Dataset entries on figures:
───
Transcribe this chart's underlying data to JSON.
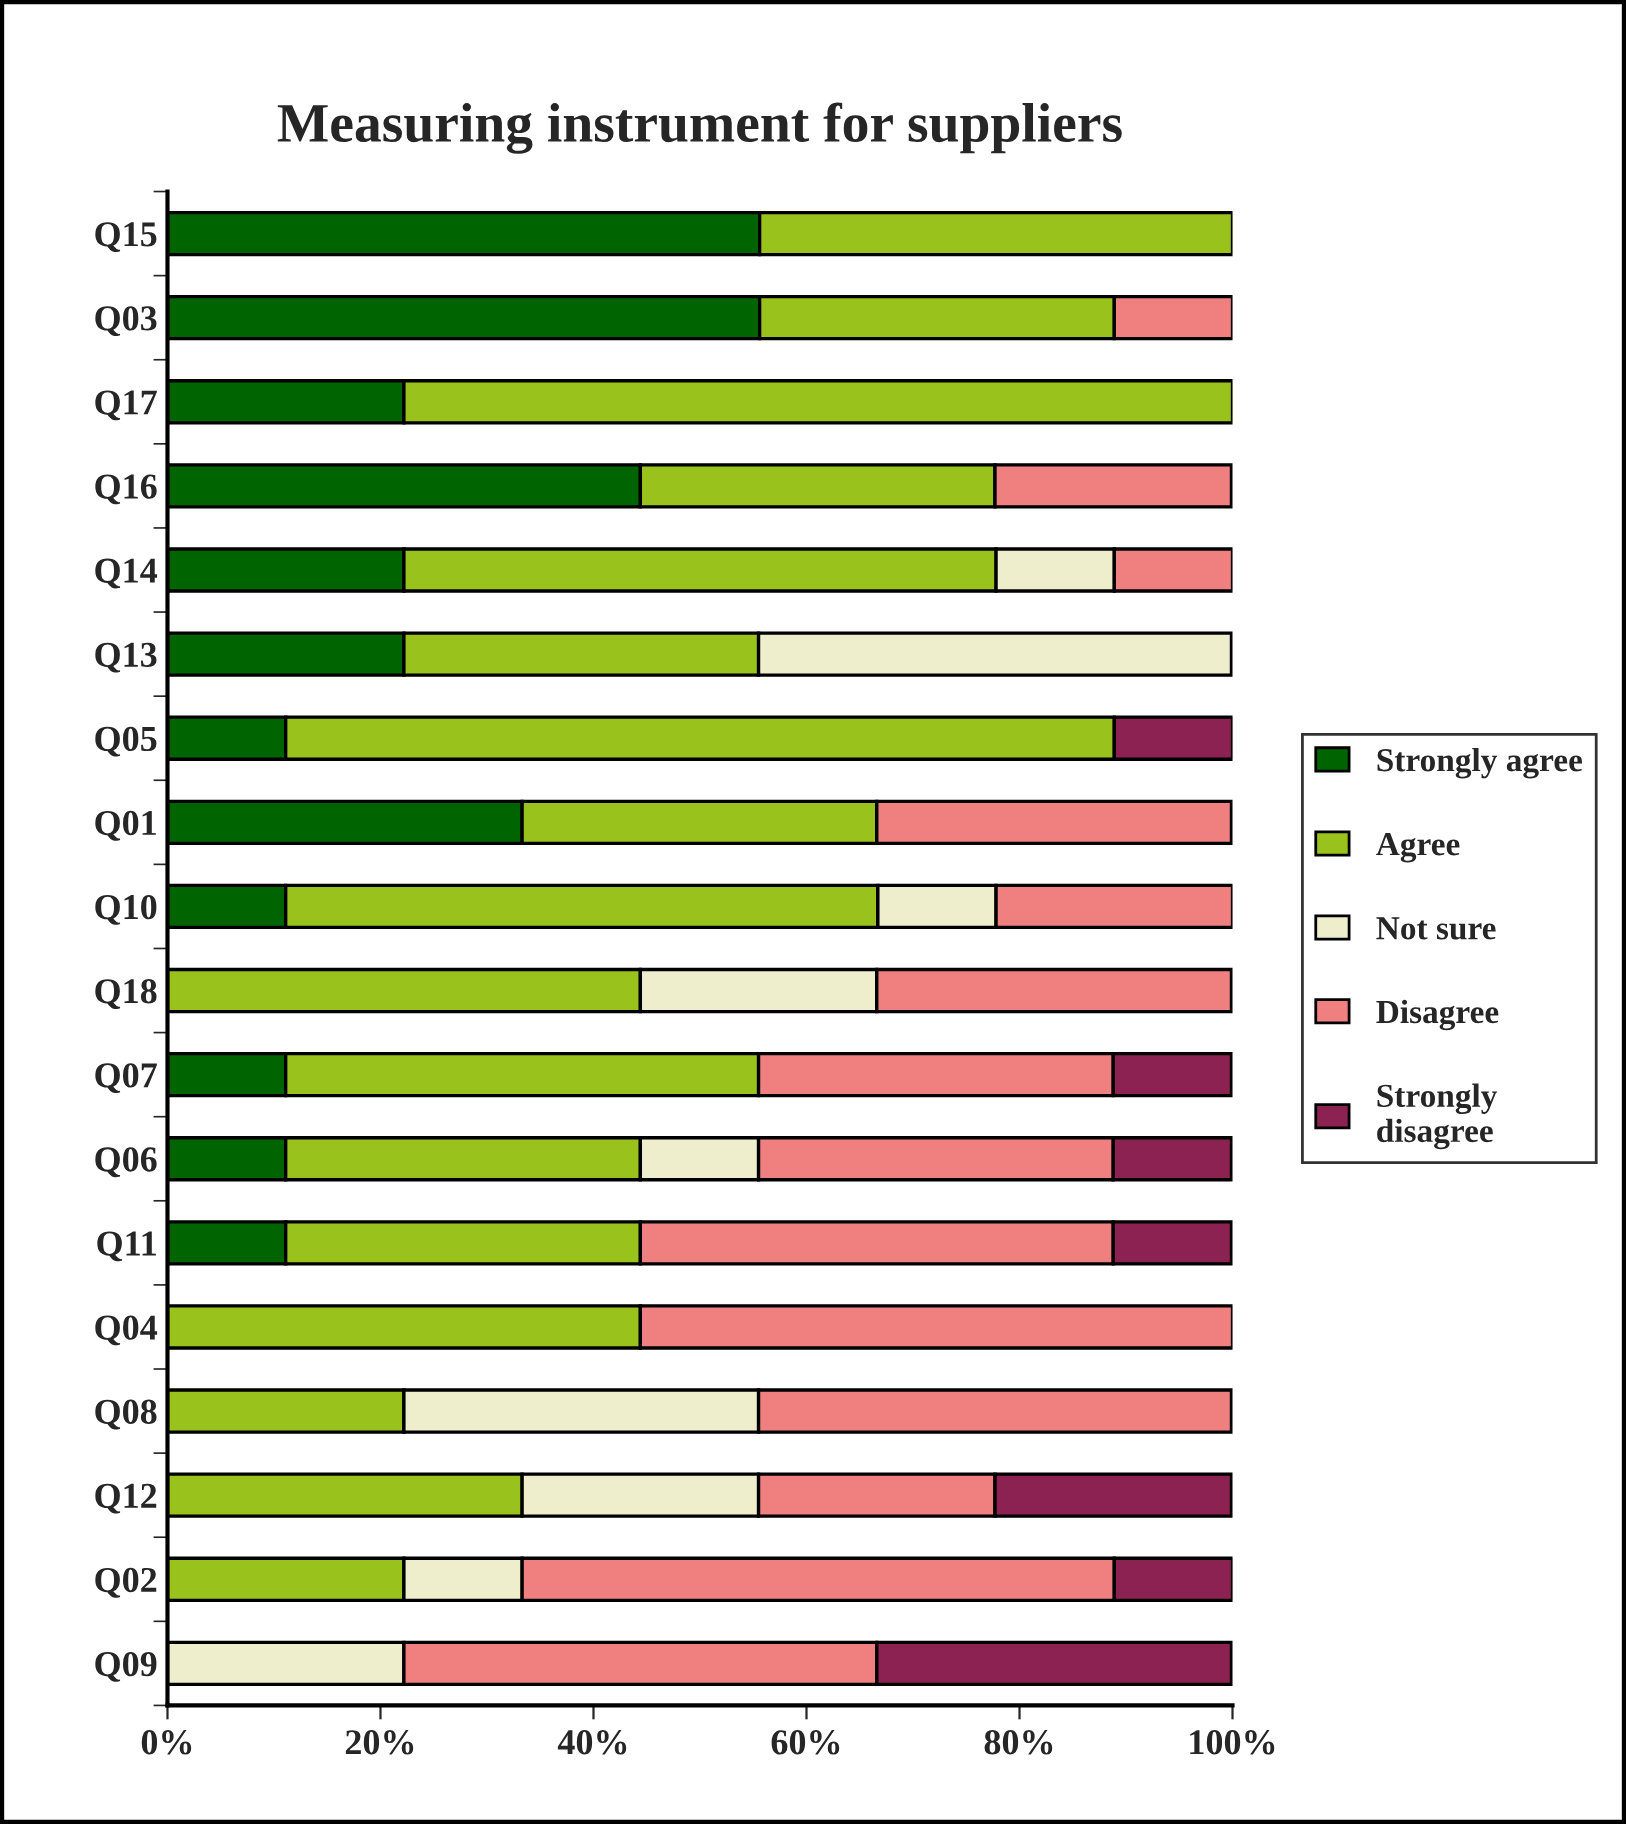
{
  "chart_data": {
    "type": "bar",
    "orientation": "horizontal",
    "stacked": true,
    "title": "Measuring instrument for suppliers",
    "categories": [
      "Q15",
      "Q03",
      "Q17",
      "Q16",
      "Q14",
      "Q13",
      "Q05",
      "Q01",
      "Q10",
      "Q18",
      "Q07",
      "Q06",
      "Q11",
      "Q04",
      "Q08",
      "Q12",
      "Q02",
      "Q09"
    ],
    "series": [
      {
        "name": "Strongly agree",
        "color": "#006400",
        "values": [
          55.6,
          55.6,
          22.2,
          44.4,
          22.2,
          22.2,
          11.1,
          33.3,
          11.1,
          null,
          11.1,
          11.1,
          11.1,
          null,
          null,
          null,
          null,
          null
        ]
      },
      {
        "name": "Agree",
        "color": "#99c21c",
        "values": [
          44.4,
          33.3,
          77.8,
          33.3,
          55.6,
          33.3,
          77.8,
          33.3,
          55.6,
          44.4,
          44.4,
          33.3,
          33.3,
          44.4,
          22.2,
          33.3,
          22.2,
          null
        ]
      },
      {
        "name": "Not sure",
        "color": "#eeeecc",
        "values": [
          null,
          null,
          null,
          null,
          11.1,
          44.4,
          null,
          null,
          11.1,
          22.2,
          null,
          11.1,
          null,
          null,
          33.3,
          22.2,
          11.1,
          22.2
        ]
      },
      {
        "name": "Disagree",
        "color": "#f08080",
        "values": [
          null,
          11.1,
          null,
          22.2,
          11.1,
          null,
          null,
          33.3,
          22.2,
          33.3,
          33.3,
          33.3,
          44.4,
          55.6,
          44.4,
          22.2,
          55.6,
          44.4
        ]
      },
      {
        "name": "Strongly disagree",
        "color": "#8b2252",
        "values": [
          null,
          null,
          null,
          null,
          null,
          null,
          11.1,
          null,
          null,
          null,
          11.1,
          11.1,
          11.1,
          null,
          null,
          22.2,
          11.1,
          33.3
        ]
      }
    ],
    "xlim": [
      0,
      100
    ],
    "xticks": [
      {
        "value": 0,
        "label": "0%"
      },
      {
        "value": 20,
        "label": "20%"
      },
      {
        "value": 40,
        "label": "40%"
      },
      {
        "value": 60,
        "label": "60%"
      },
      {
        "value": 80,
        "label": "80%"
      },
      {
        "value": 100,
        "label": "100%"
      }
    ],
    "legend": "right",
    "grid": false
  }
}
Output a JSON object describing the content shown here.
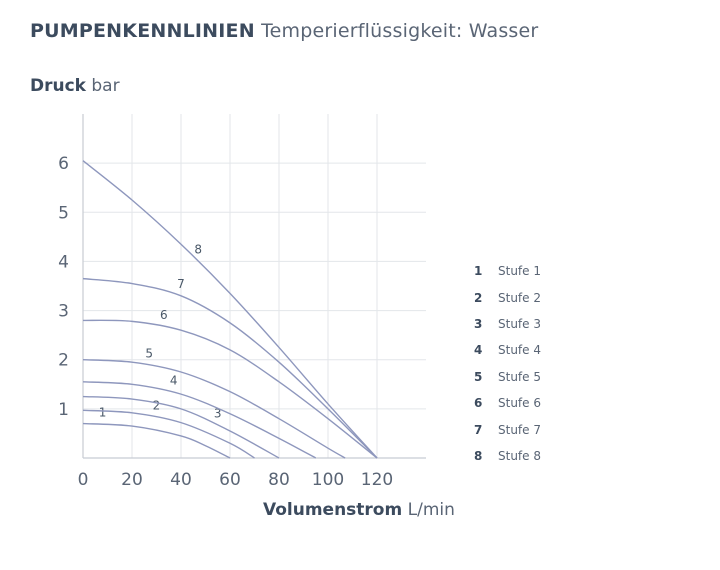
{
  "header": {
    "title_main": "PUMPENKENNLINIEN",
    "title_sub": "Temperierflüssigkeit: Wasser"
  },
  "axis": {
    "ylabel_main": "Druck",
    "ylabel_unit": "bar",
    "xlabel_main": "Volumenstrom",
    "xlabel_unit": "L/min"
  },
  "colors": {
    "curve": "#8e97bd",
    "grid": "#e3e6ea",
    "axis": "#c7ccd3"
  },
  "chart_data": {
    "type": "line",
    "xlim": [
      0,
      140
    ],
    "ylim": [
      0,
      7
    ],
    "xticks": [
      0,
      20,
      40,
      60,
      80,
      100,
      120
    ],
    "yticks": [
      1,
      2,
      3,
      4,
      5,
      6
    ],
    "grid": true,
    "legend_position": "right",
    "series": [
      {
        "name": "Stufe 1",
        "label": "1",
        "shutoff": 0.7,
        "x": [
          0,
          20,
          40,
          50,
          60
        ],
        "y": [
          0.7,
          0.65,
          0.45,
          0.25,
          0.0
        ]
      },
      {
        "name": "Stufe 2",
        "label": "2",
        "shutoff": 0.97,
        "x": [
          0,
          20,
          40,
          60,
          70
        ],
        "y": [
          0.97,
          0.92,
          0.72,
          0.3,
          0.0
        ]
      },
      {
        "name": "Stufe 3",
        "label": "3",
        "shutoff": 1.25,
        "x": [
          0,
          20,
          40,
          60,
          80
        ],
        "y": [
          1.25,
          1.2,
          1.0,
          0.55,
          0.0
        ]
      },
      {
        "name": "Stufe 4",
        "label": "4",
        "shutoff": 1.55,
        "x": [
          0,
          20,
          40,
          60,
          80,
          95
        ],
        "y": [
          1.55,
          1.5,
          1.3,
          0.9,
          0.4,
          0.0
        ]
      },
      {
        "name": "Stufe 5",
        "label": "5",
        "shutoff": 2.0,
        "x": [
          0,
          20,
          40,
          60,
          80,
          100,
          107
        ],
        "y": [
          2.0,
          1.95,
          1.75,
          1.35,
          0.8,
          0.2,
          0.0
        ]
      },
      {
        "name": "Stufe 6",
        "label": "6",
        "shutoff": 2.8,
        "x": [
          0,
          20,
          40,
          60,
          80,
          100,
          120
        ],
        "y": [
          2.8,
          2.78,
          2.6,
          2.2,
          1.55,
          0.8,
          0.0
        ]
      },
      {
        "name": "Stufe 7",
        "label": "7",
        "shutoff": 3.65,
        "x": [
          0,
          20,
          40,
          60,
          80,
          100,
          120
        ],
        "y": [
          3.65,
          3.55,
          3.3,
          2.75,
          1.95,
          1.0,
          0.0
        ]
      },
      {
        "name": "Stufe 8",
        "label": "8",
        "shutoff": 6.05,
        "x": [
          0,
          20,
          40,
          60,
          80,
          100,
          120
        ],
        "y": [
          6.05,
          5.25,
          4.35,
          3.35,
          2.25,
          1.1,
          0.0
        ]
      }
    ]
  }
}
───
**Exercise details**
Copy the records above exactly, omitting every picture.

**Complete response**
Transcribe this chart's underlying data to JSON.
{
  "chart_data": {
    "type": "bar",
    "orientation": "horizontal",
    "stacked": true,
    "title": "Measuring instrument for suppliers",
    "categories": [
      "Q15",
      "Q03",
      "Q17",
      "Q16",
      "Q14",
      "Q13",
      "Q05",
      "Q01",
      "Q10",
      "Q18",
      "Q07",
      "Q06",
      "Q11",
      "Q04",
      "Q08",
      "Q12",
      "Q02",
      "Q09"
    ],
    "series": [
      {
        "name": "Strongly agree",
        "color": "#006400",
        "values": [
          55.6,
          55.6,
          22.2,
          44.4,
          22.2,
          22.2,
          11.1,
          33.3,
          11.1,
          null,
          11.1,
          11.1,
          11.1,
          null,
          null,
          null,
          null,
          null
        ]
      },
      {
        "name": "Agree",
        "color": "#99c21c",
        "values": [
          44.4,
          33.3,
          77.8,
          33.3,
          55.6,
          33.3,
          77.8,
          33.3,
          55.6,
          44.4,
          44.4,
          33.3,
          33.3,
          44.4,
          22.2,
          33.3,
          22.2,
          null
        ]
      },
      {
        "name": "Not sure",
        "color": "#eeeecc",
        "values": [
          null,
          null,
          null,
          null,
          11.1,
          44.4,
          null,
          null,
          11.1,
          22.2,
          null,
          11.1,
          null,
          null,
          33.3,
          22.2,
          11.1,
          22.2
        ]
      },
      {
        "name": "Disagree",
        "color": "#f08080",
        "values": [
          null,
          11.1,
          null,
          22.2,
          11.1,
          null,
          null,
          33.3,
          22.2,
          33.3,
          33.3,
          33.3,
          44.4,
          55.6,
          44.4,
          22.2,
          55.6,
          44.4
        ]
      },
      {
        "name": "Strongly disagree",
        "color": "#8b2252",
        "values": [
          null,
          null,
          null,
          null,
          null,
          null,
          11.1,
          null,
          null,
          null,
          11.1,
          11.1,
          11.1,
          null,
          null,
          22.2,
          11.1,
          33.3
        ]
      }
    ],
    "xlim": [
      0,
      100
    ],
    "xticks": [
      {
        "value": 0,
        "label": "0%"
      },
      {
        "value": 20,
        "label": "20%"
      },
      {
        "value": 40,
        "label": "40%"
      },
      {
        "value": 60,
        "label": "60%"
      },
      {
        "value": 80,
        "label": "80%"
      },
      {
        "value": 100,
        "label": "100%"
      }
    ],
    "legend": "right",
    "grid": false
  }
}
Output a JSON object describing the content shown here.
{
  "header": {
    "title_main": "PUMPENKENNLINIEN",
    "title_sub": "Temperierflüssigkeit: Wasser"
  },
  "axis": {
    "ylabel_main": "Druck",
    "ylabel_unit": "bar",
    "xlabel_main": "Volumenstrom",
    "xlabel_unit": "L/min"
  },
  "colors": {
    "curve": "#8e97bd",
    "grid": "#e3e6ea",
    "axis": "#c7ccd3"
  },
  "chart_data": {
    "type": "line",
    "xlim": [
      0,
      140
    ],
    "ylim": [
      0,
      7
    ],
    "xticks": [
      0,
      20,
      40,
      60,
      80,
      100,
      120
    ],
    "yticks": [
      1,
      2,
      3,
      4,
      5,
      6
    ],
    "grid": true,
    "legend_position": "right",
    "series": [
      {
        "name": "Stufe 1",
        "label": "1",
        "shutoff": 0.7,
        "x": [
          0,
          20,
          40,
          50,
          60
        ],
        "y": [
          0.7,
          0.65,
          0.45,
          0.25,
          0.0
        ]
      },
      {
        "name": "Stufe 2",
        "label": "2",
        "shutoff": 0.97,
        "x": [
          0,
          20,
          40,
          60,
          70
        ],
        "y": [
          0.97,
          0.92,
          0.72,
          0.3,
          0.0
        ]
      },
      {
        "name": "Stufe 3",
        "label": "3",
        "shutoff": 1.25,
        "x": [
          0,
          20,
          40,
          60,
          80
        ],
        "y": [
          1.25,
          1.2,
          1.0,
          0.55,
          0.0
        ]
      },
      {
        "name": "Stufe 4",
        "label": "4",
        "shutoff": 1.55,
        "x": [
          0,
          20,
          40,
          60,
          80,
          95
        ],
        "y": [
          1.55,
          1.5,
          1.3,
          0.9,
          0.4,
          0.0
        ]
      },
      {
        "name": "Stufe 5",
        "label": "5",
        "shutoff": 2.0,
        "x": [
          0,
          20,
          40,
          60,
          80,
          100,
          107
        ],
        "y": [
          2.0,
          1.95,
          1.75,
          1.35,
          0.8,
          0.2,
          0.0
        ]
      },
      {
        "name": "Stufe 6",
        "label": "6",
        "shutoff": 2.8,
        "x": [
          0,
          20,
          40,
          60,
          80,
          100,
          120
        ],
        "y": [
          2.8,
          2.78,
          2.6,
          2.2,
          1.55,
          0.8,
          0.0
        ]
      },
      {
        "name": "Stufe 7",
        "label": "7",
        "shutoff": 3.65,
        "x": [
          0,
          20,
          40,
          60,
          80,
          100,
          120
        ],
        "y": [
          3.65,
          3.55,
          3.3,
          2.75,
          1.95,
          1.0,
          0.0
        ]
      },
      {
        "name": "Stufe 8",
        "label": "8",
        "shutoff": 6.05,
        "x": [
          0,
          20,
          40,
          60,
          80,
          100,
          120
        ],
        "y": [
          6.05,
          5.25,
          4.35,
          3.35,
          2.25,
          1.1,
          0.0
        ]
      }
    ]
  }
}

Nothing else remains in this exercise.